WHAT IS EXPECTED:
Read the data and repeat it in full, exactly.
── LISTED ENTRIES
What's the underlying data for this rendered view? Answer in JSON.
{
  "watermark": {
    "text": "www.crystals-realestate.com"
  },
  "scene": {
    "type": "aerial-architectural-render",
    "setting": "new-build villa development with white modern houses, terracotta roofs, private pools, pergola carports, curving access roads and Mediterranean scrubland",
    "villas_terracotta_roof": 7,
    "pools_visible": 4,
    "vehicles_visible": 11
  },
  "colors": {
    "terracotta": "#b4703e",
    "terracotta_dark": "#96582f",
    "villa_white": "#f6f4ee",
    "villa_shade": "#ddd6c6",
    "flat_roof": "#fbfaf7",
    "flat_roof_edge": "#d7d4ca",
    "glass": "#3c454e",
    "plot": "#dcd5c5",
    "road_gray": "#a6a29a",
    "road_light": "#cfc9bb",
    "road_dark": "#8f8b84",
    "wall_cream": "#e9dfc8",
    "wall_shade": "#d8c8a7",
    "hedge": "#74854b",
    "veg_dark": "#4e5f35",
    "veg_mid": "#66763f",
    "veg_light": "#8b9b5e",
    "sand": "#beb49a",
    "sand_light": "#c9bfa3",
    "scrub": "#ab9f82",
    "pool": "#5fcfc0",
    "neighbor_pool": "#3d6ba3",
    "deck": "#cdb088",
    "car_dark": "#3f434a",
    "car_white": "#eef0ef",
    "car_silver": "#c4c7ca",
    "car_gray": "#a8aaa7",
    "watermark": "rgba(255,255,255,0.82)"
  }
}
────
FULL RESPONSE:
What's the underlying data for this rendered view? Answer in JSON.
{
  "watermark": {
    "text": "www.crystals-realestate.com"
  },
  "scene": {
    "type": "aerial-architectural-render",
    "setting": "new-build villa development with white modern houses, terracotta roofs, private pools, pergola carports, curving access roads and Mediterranean scrubland",
    "villas_terracotta_roof": 7,
    "pools_visible": 4,
    "vehicles_visible": 11
  },
  "colors": {
    "terracotta": "#b4703e",
    "terracotta_dark": "#96582f",
    "villa_white": "#f6f4ee",
    "villa_shade": "#ddd6c6",
    "flat_roof": "#fbfaf7",
    "flat_roof_edge": "#d7d4ca",
    "glass": "#3c454e",
    "plot": "#dcd5c5",
    "road_gray": "#a6a29a",
    "road_light": "#cfc9bb",
    "road_dark": "#8f8b84",
    "wall_cream": "#e9dfc8",
    "wall_shade": "#d8c8a7",
    "hedge": "#74854b",
    "veg_dark": "#4e5f35",
    "veg_mid": "#66763f",
    "veg_light": "#8b9b5e",
    "sand": "#beb49a",
    "sand_light": "#c9bfa3",
    "scrub": "#ab9f82",
    "pool": "#5fcfc0",
    "neighbor_pool": "#3d6ba3",
    "deck": "#cdb088",
    "car_dark": "#3f434a",
    "car_white": "#eef0ef",
    "car_silver": "#c4c7ca",
    "car_gray": "#a8aaa7",
    "watermark": "rgba(255,255,255,0.82)"
  }
}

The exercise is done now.